* [Directions] Every line that contains the word "grid" should be copied out.

* [Records that describe figures]
· · ·

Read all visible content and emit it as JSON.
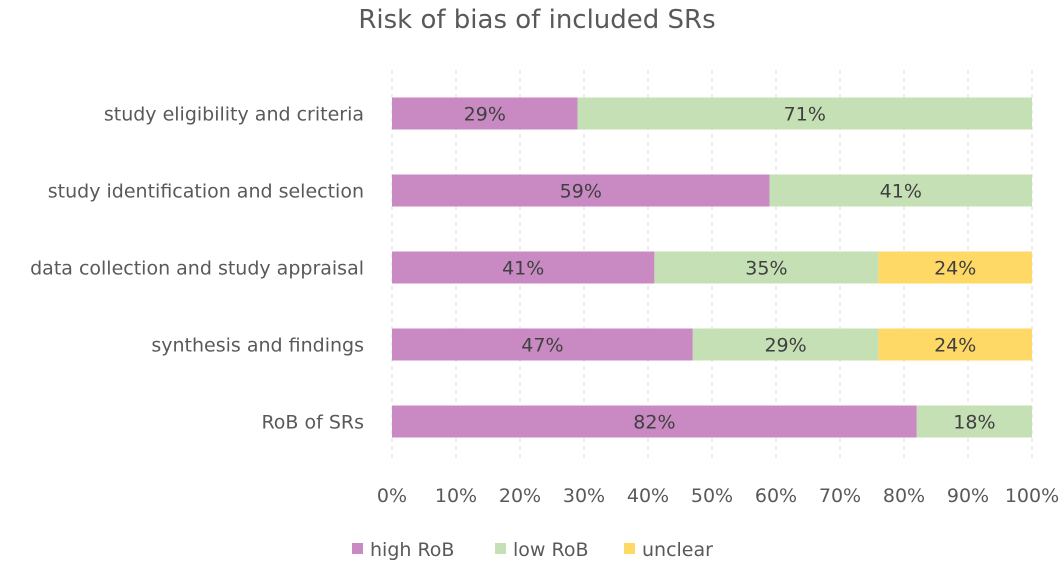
{
  "chart_data": {
    "type": "bar",
    "orientation": "horizontal",
    "stacked": true,
    "title": "Risk of bias of included SRs",
    "categories": [
      "study eligibility and criteria",
      "study identification and selection",
      "data collection and study appraisal",
      "synthesis and findings",
      "RoB of SRs"
    ],
    "series": [
      {
        "name": "high RoB",
        "color": "#c98ac4",
        "values": [
          29,
          59,
          41,
          47,
          82
        ],
        "labels": [
          "29%",
          "59%",
          "41%",
          "47%",
          "82%"
        ]
      },
      {
        "name": "low RoB",
        "color": "#c5e0b4",
        "values": [
          71,
          41,
          35,
          29,
          18
        ],
        "labels": [
          "71%",
          "41%",
          "35%",
          "29%",
          "18%"
        ]
      },
      {
        "name": "unclear",
        "color": "#ffd966",
        "values": [
          0,
          0,
          24,
          24,
          0
        ],
        "labels": [
          "",
          "",
          "24%",
          "24%",
          ""
        ]
      }
    ],
    "xlim": [
      0,
      100
    ],
    "xticks": [
      "0%",
      "10%",
      "20%",
      "30%",
      "40%",
      "50%",
      "60%",
      "70%",
      "80%",
      "90%",
      "100%"
    ],
    "grid": true,
    "legend_position": "bottom"
  }
}
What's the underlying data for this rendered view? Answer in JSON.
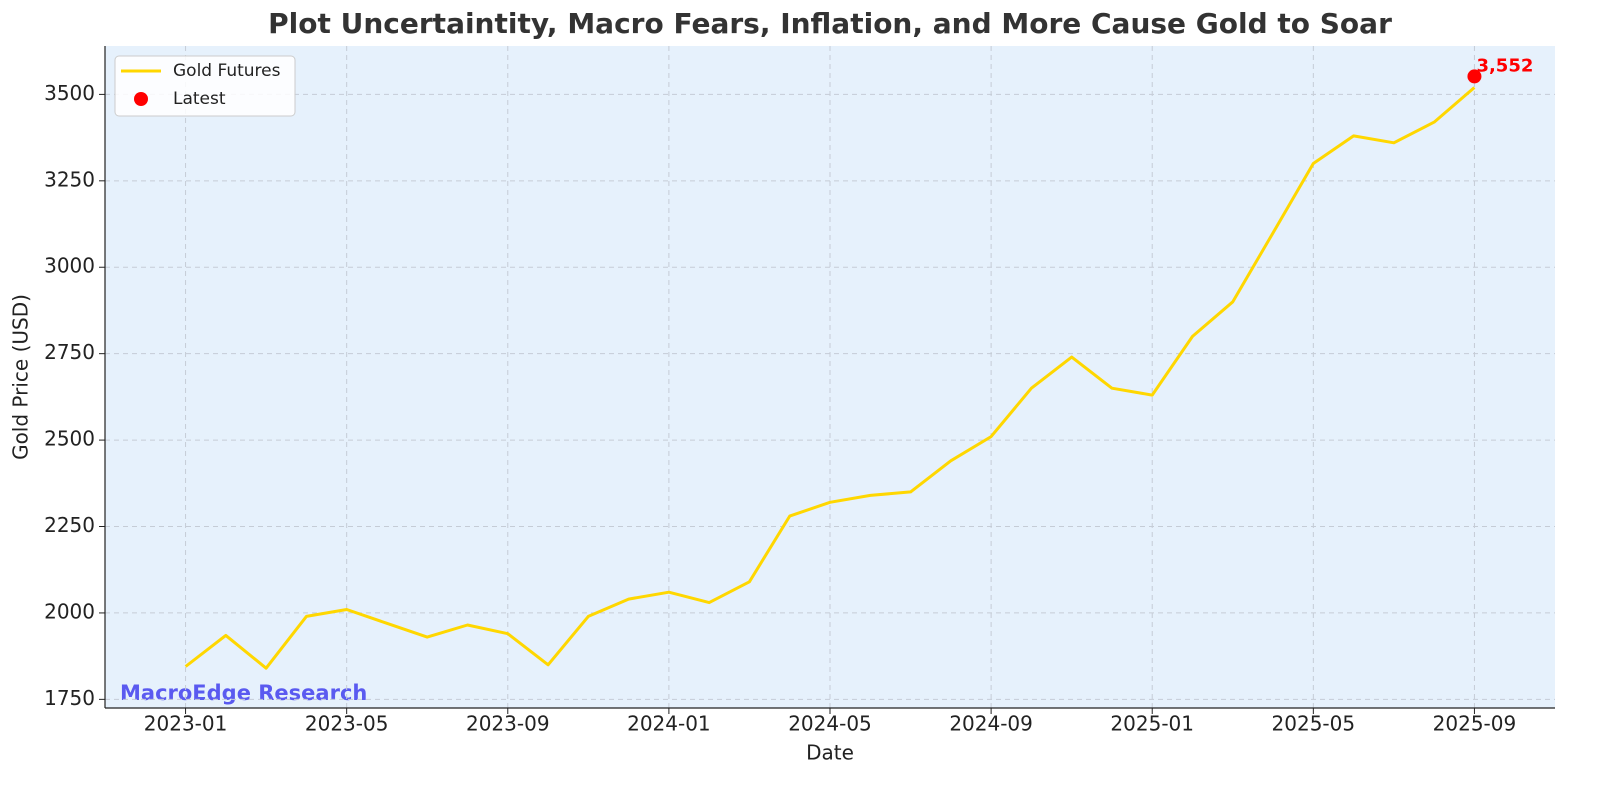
{
  "chart_data": {
    "type": "line",
    "title": "Plot Uncertaintity, Macro Fears, Inflation, and More Cause Gold to Soar",
    "xlabel": "Date",
    "ylabel": "Gold Price (USD)",
    "watermark": "MacroEdge Research",
    "x": [
      "2023-01",
      "2023-02",
      "2023-03",
      "2023-04",
      "2023-05",
      "2023-06",
      "2023-07",
      "2023-08",
      "2023-09",
      "2023-10",
      "2023-11",
      "2023-12",
      "2024-01",
      "2024-02",
      "2024-03",
      "2024-04",
      "2024-05",
      "2024-06",
      "2024-07",
      "2024-08",
      "2024-09",
      "2024-10",
      "2024-11",
      "2024-12",
      "2025-01",
      "2025-02",
      "2025-03",
      "2025-04",
      "2025-05",
      "2025-06",
      "2025-07",
      "2025-08",
      "2025-09"
    ],
    "series": [
      {
        "name": "Gold Futures",
        "color": "#FFD700",
        "values": [
          1845,
          1935,
          1840,
          1990,
          2010,
          1970,
          1930,
          1965,
          1940,
          1850,
          1990,
          2040,
          2060,
          2030,
          2090,
          2280,
          2320,
          2340,
          2350,
          2440,
          2510,
          2650,
          2740,
          2650,
          2630,
          2800,
          2900,
          3100,
          3300,
          3380,
          3360,
          3420,
          3520
        ]
      },
      {
        "name": "Latest",
        "color": "#ff0000",
        "marker": "point",
        "x": [
          "2025-09"
        ],
        "values": [
          3552
        ],
        "value_labels": [
          "3,552"
        ]
      }
    ],
    "xlim": [
      "2022-11",
      "2025-11"
    ],
    "xticks": [
      "2023-01",
      "2023-05",
      "2023-09",
      "2024-01",
      "2024-05",
      "2024-09",
      "2025-01",
      "2025-05",
      "2025-09"
    ],
    "ylim": [
      1725,
      3640
    ],
    "yticks": [
      1750,
      2000,
      2250,
      2500,
      2750,
      3000,
      3250,
      3500
    ],
    "grid": true,
    "legend": "upper left"
  }
}
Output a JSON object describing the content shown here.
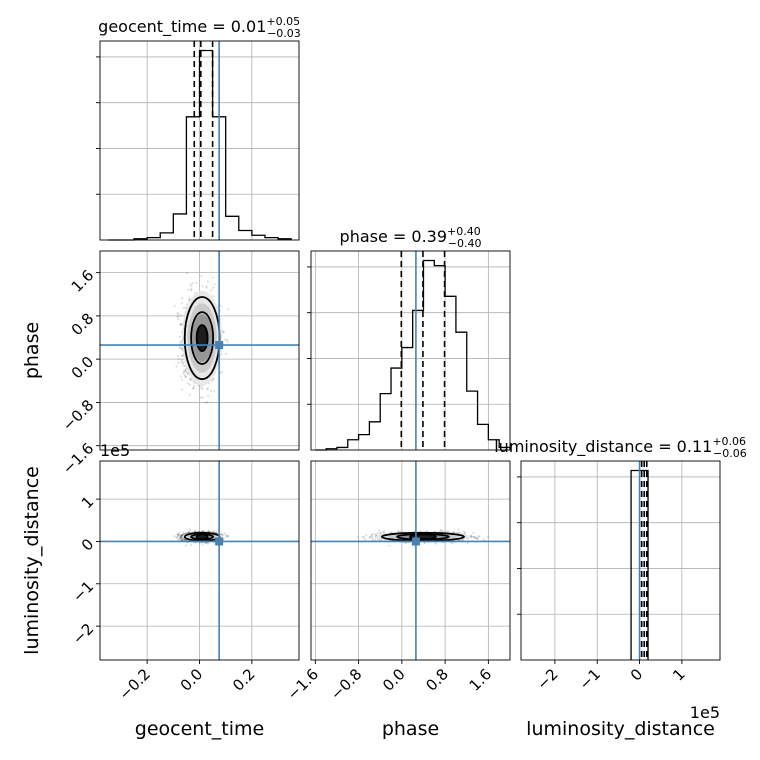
{
  "chart_data": {
    "type": "corner",
    "parameters": [
      {
        "key": "geocent_time",
        "label": "geocent_time",
        "median": 0.01,
        "plus": "+0.05",
        "minus": "−0.03",
        "title_prefix": "geocent_time = 0.01",
        "lim": [
          -0.38,
          0.38
        ],
        "ticks": [
          -0.2,
          0.0,
          0.2
        ],
        "tick_labels": [
          "−0.2",
          "0.0",
          "0.2"
        ],
        "truth": 0.075,
        "quantiles": [
          -0.02,
          0.005,
          0.05
        ]
      },
      {
        "key": "phase",
        "label": "phase",
        "median": 0.39,
        "plus": "+0.40",
        "minus": "−0.40",
        "title_prefix": "phase = 0.39",
        "lim": [
          -1.68,
          2.0
        ],
        "ticks": [
          -1.6,
          -0.8,
          0.0,
          0.8,
          1.6
        ],
        "tick_labels": [
          "−1.6",
          "−0.8",
          "0.0",
          "0.8",
          "1.6"
        ],
        "truth": 0.26,
        "quantiles": [
          -0.01,
          0.39,
          0.79
        ]
      },
      {
        "key": "luminosity_distance",
        "label": "luminosity_distance",
        "median": 0.11,
        "plus": "+0.06",
        "minus": "−0.06",
        "title_prefix": "luminosity_distance = 0.11",
        "lim": [
          -2.8,
          1.9
        ],
        "ticks": [
          -2,
          -1,
          0,
          1
        ],
        "tick_labels": [
          "−2",
          "−1",
          "0",
          "1"
        ],
        "y_tick_labels": [
          "−2",
          "−1",
          "0",
          "1"
        ],
        "offset": "1e5",
        "truth": 0.0,
        "quantiles": [
          0.05,
          0.11,
          0.17
        ]
      }
    ],
    "histograms": {
      "geocent_time": {
        "bin_edges": [
          -0.35,
          -0.3,
          -0.25,
          -0.2,
          -0.15,
          -0.1,
          -0.05,
          0.0,
          0.05,
          0.1,
          0.15,
          0.2,
          0.25,
          0.3,
          0.35
        ],
        "counts": [
          0,
          0,
          1,
          2,
          6,
          22,
          104,
          160,
          104,
          20,
          8,
          4,
          2,
          1
        ]
      },
      "phase": {
        "bin_edges": [
          -1.6,
          -1.4,
          -1.2,
          -1.0,
          -0.8,
          -0.6,
          -0.4,
          -0.2,
          0.0,
          0.2,
          0.4,
          0.6,
          0.8,
          1.0,
          1.2,
          1.4,
          1.6,
          1.8,
          2.0
        ],
        "counts": [
          0,
          1,
          2,
          8,
          12,
          22,
          44,
          64,
          80,
          109,
          148,
          144,
          120,
          92,
          46,
          20,
          8,
          2
        ]
      },
      "luminosity_distance": {
        "bin_edges": [
          -0.2,
          0.0,
          0.2
        ],
        "counts": [
          100,
          100
        ]
      }
    },
    "truth_marker_color": "#4682b4",
    "grid": true
  }
}
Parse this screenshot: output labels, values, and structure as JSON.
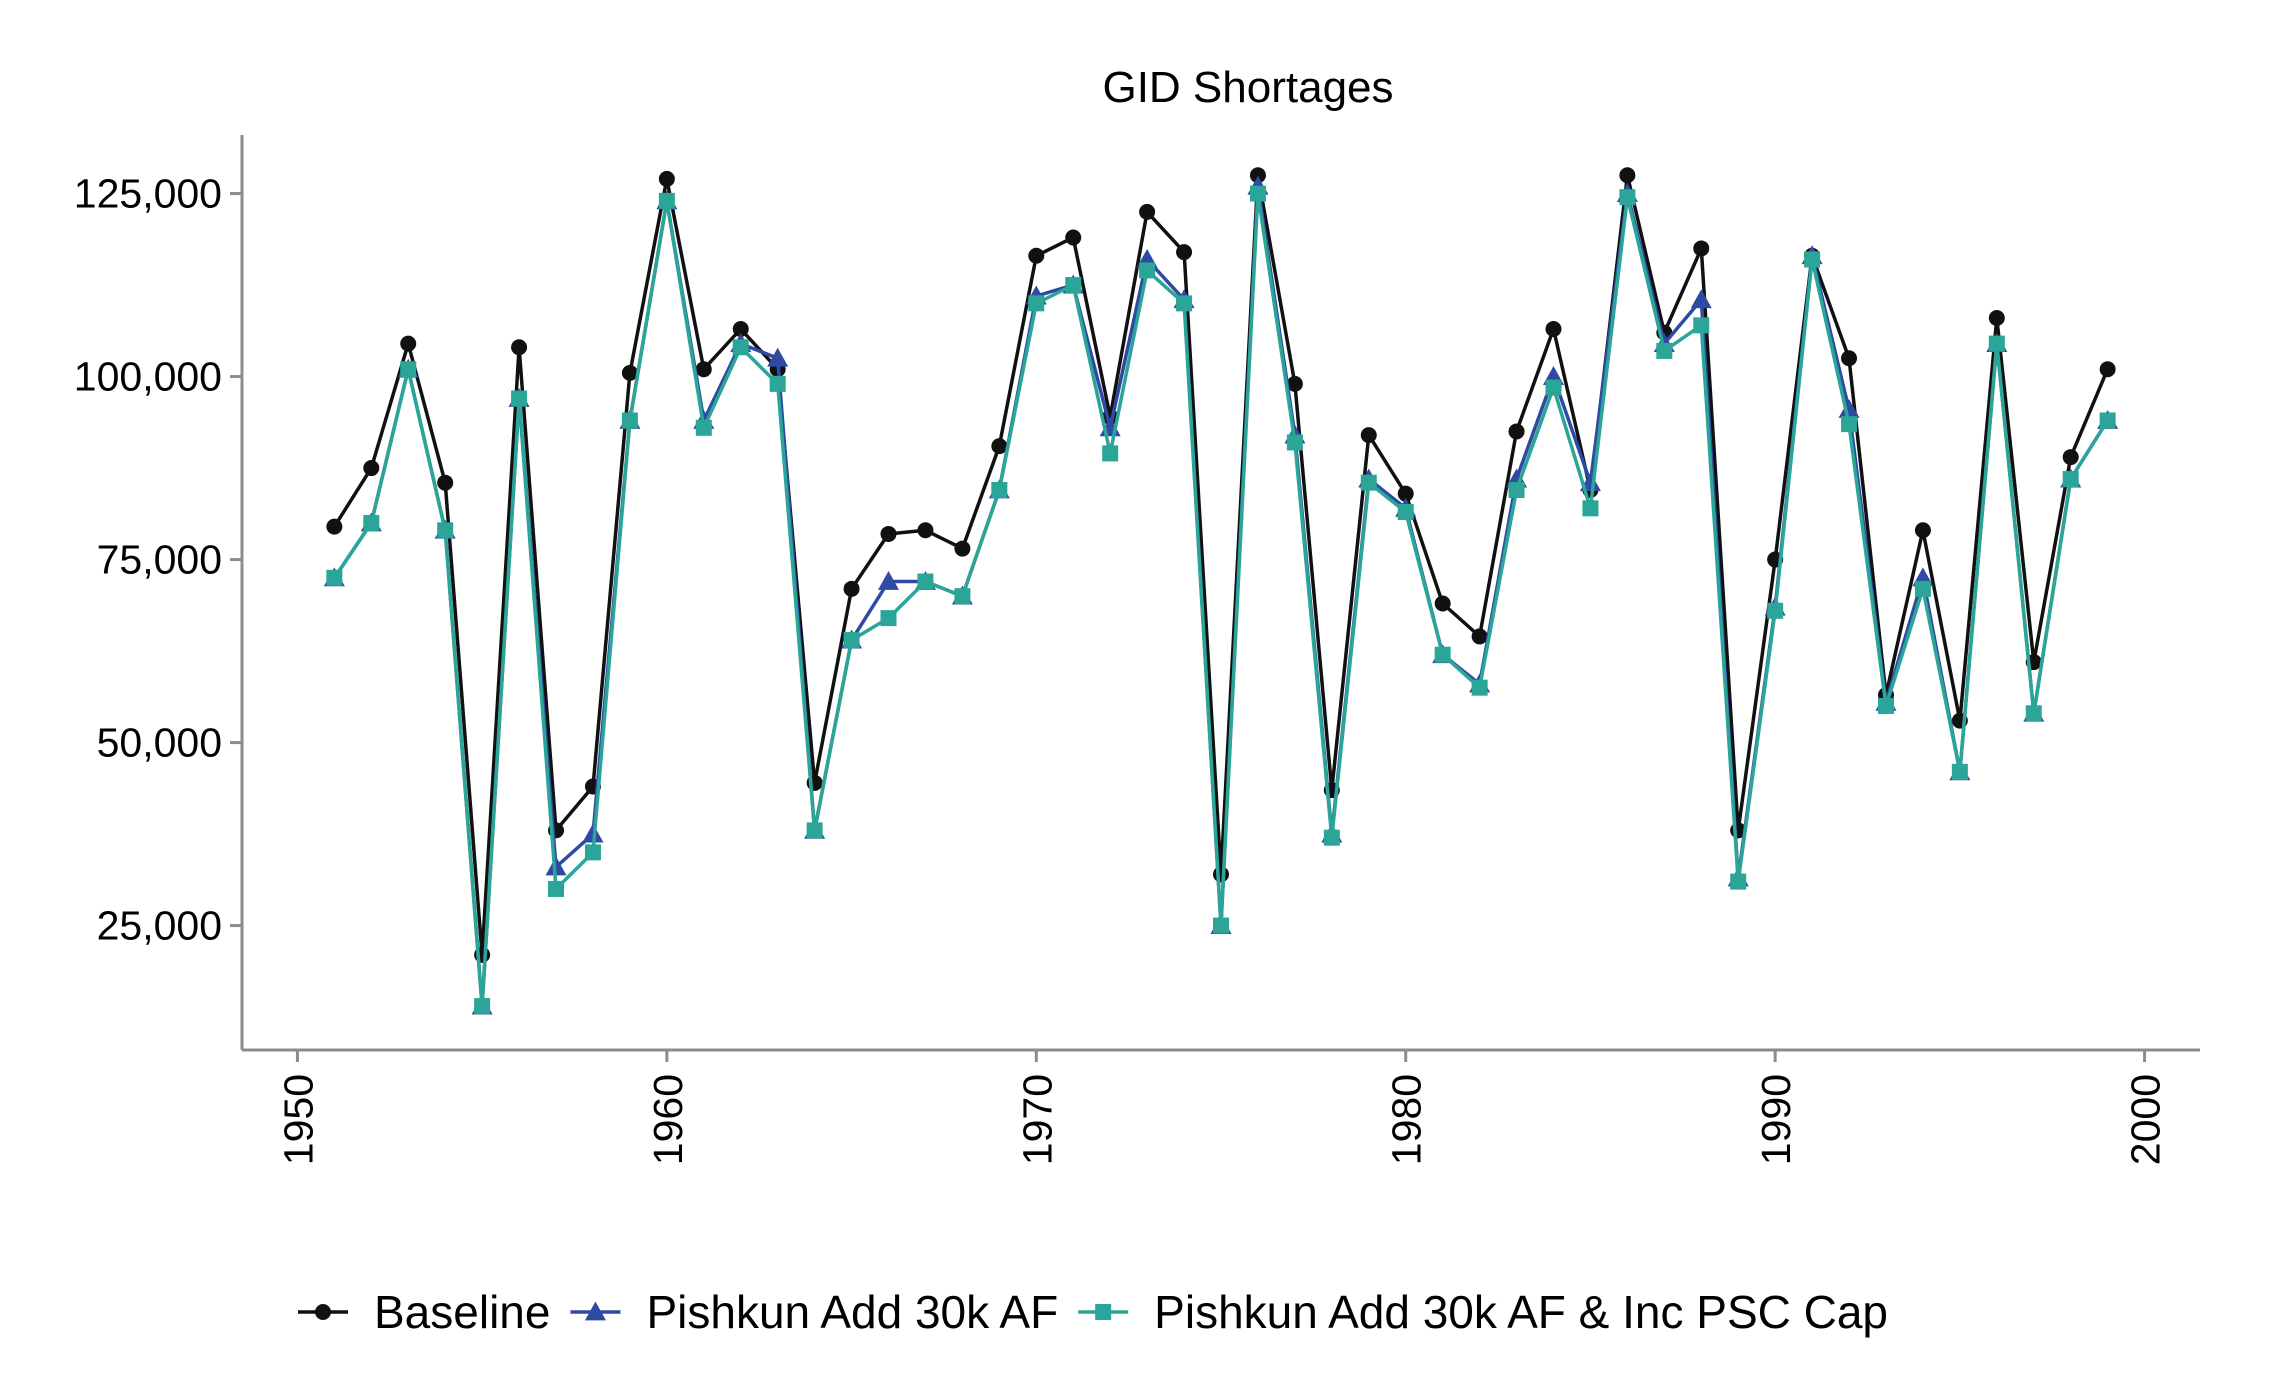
{
  "chart_data": {
    "type": "line",
    "title": "GID Shortages",
    "xlabel": "",
    "ylabel": "",
    "xlim": [
      1948.5,
      2001.5
    ],
    "ylim": [
      8000,
      133000
    ],
    "xticks": [
      1950,
      1960,
      1970,
      1980,
      1990,
      2000
    ],
    "xtick_labels": [
      "1950",
      "1960",
      "1970",
      "1980",
      "1990",
      "2000"
    ],
    "yticks": [
      25000,
      50000,
      75000,
      100000,
      125000
    ],
    "ytick_labels": [
      "25,000",
      "50,000",
      "75,000",
      "100,000",
      "125,000"
    ],
    "grid": false,
    "legend_position": "bottom",
    "x": [
      1951,
      1952,
      1953,
      1954,
      1955,
      1956,
      1957,
      1958,
      1959,
      1960,
      1961,
      1962,
      1963,
      1964,
      1965,
      1966,
      1967,
      1968,
      1969,
      1970,
      1971,
      1972,
      1973,
      1974,
      1975,
      1976,
      1977,
      1978,
      1979,
      1980,
      1981,
      1982,
      1983,
      1984,
      1985,
      1986,
      1987,
      1988,
      1989,
      1990,
      1991,
      1992,
      1993,
      1994,
      1995,
      1996,
      1997,
      1998,
      1999
    ],
    "series": [
      {
        "name": "Baseline",
        "color": "#111111",
        "marker": "circle",
        "values": [
          79500,
          87500,
          104500,
          85500,
          21000,
          104000,
          38000,
          44000,
          100500,
          127000,
          101000,
          106500,
          101000,
          44500,
          71000,
          78500,
          79000,
          76500,
          90500,
          116500,
          119000,
          94500,
          122500,
          117000,
          32000,
          127500,
          99000,
          43500,
          92000,
          84000,
          69000,
          64500,
          92500,
          106500,
          84500,
          127500,
          106000,
          117500,
          38000,
          75000,
          116500,
          102500,
          56500,
          79000,
          53000,
          108000,
          61000,
          89000,
          101000
        ]
      },
      {
        "name": "Pishkun Add 30k AF",
        "color": "#2e4aa3",
        "marker": "triangle",
        "values": [
          72500,
          80000,
          101000,
          79000,
          14000,
          97000,
          33000,
          37500,
          94000,
          124000,
          94000,
          104500,
          102500,
          38000,
          64000,
          72000,
          72000,
          70000,
          84500,
          111000,
          112500,
          93000,
          116000,
          110500,
          25000,
          126000,
          92000,
          37500,
          86000,
          82000,
          62000,
          58000,
          86000,
          100000,
          85500,
          125000,
          104500,
          110500,
          31500,
          68500,
          116500,
          95500,
          55500,
          72500,
          46000,
          104500,
          54000,
          86000,
          94000
        ]
      },
      {
        "name": "Pishkun Add 30k AF & Inc PSC Cap",
        "color": "#2aa597",
        "marker": "square",
        "values": [
          72500,
          80000,
          101000,
          79000,
          14000,
          97000,
          30000,
          35000,
          94000,
          124000,
          93000,
          104000,
          99000,
          38000,
          64000,
          67000,
          72000,
          70000,
          84500,
          110000,
          112500,
          89500,
          114500,
          110000,
          25000,
          125000,
          91000,
          37000,
          85500,
          81500,
          62000,
          57500,
          84500,
          98500,
          82000,
          124500,
          103500,
          107000,
          31000,
          68000,
          116000,
          93500,
          55000,
          71000,
          46000,
          104500,
          54000,
          86000,
          94000
        ]
      }
    ]
  }
}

· · ·

* [Written answer]
    "grid": true,
    "grid": true,
    "grid": true
    "grid": false,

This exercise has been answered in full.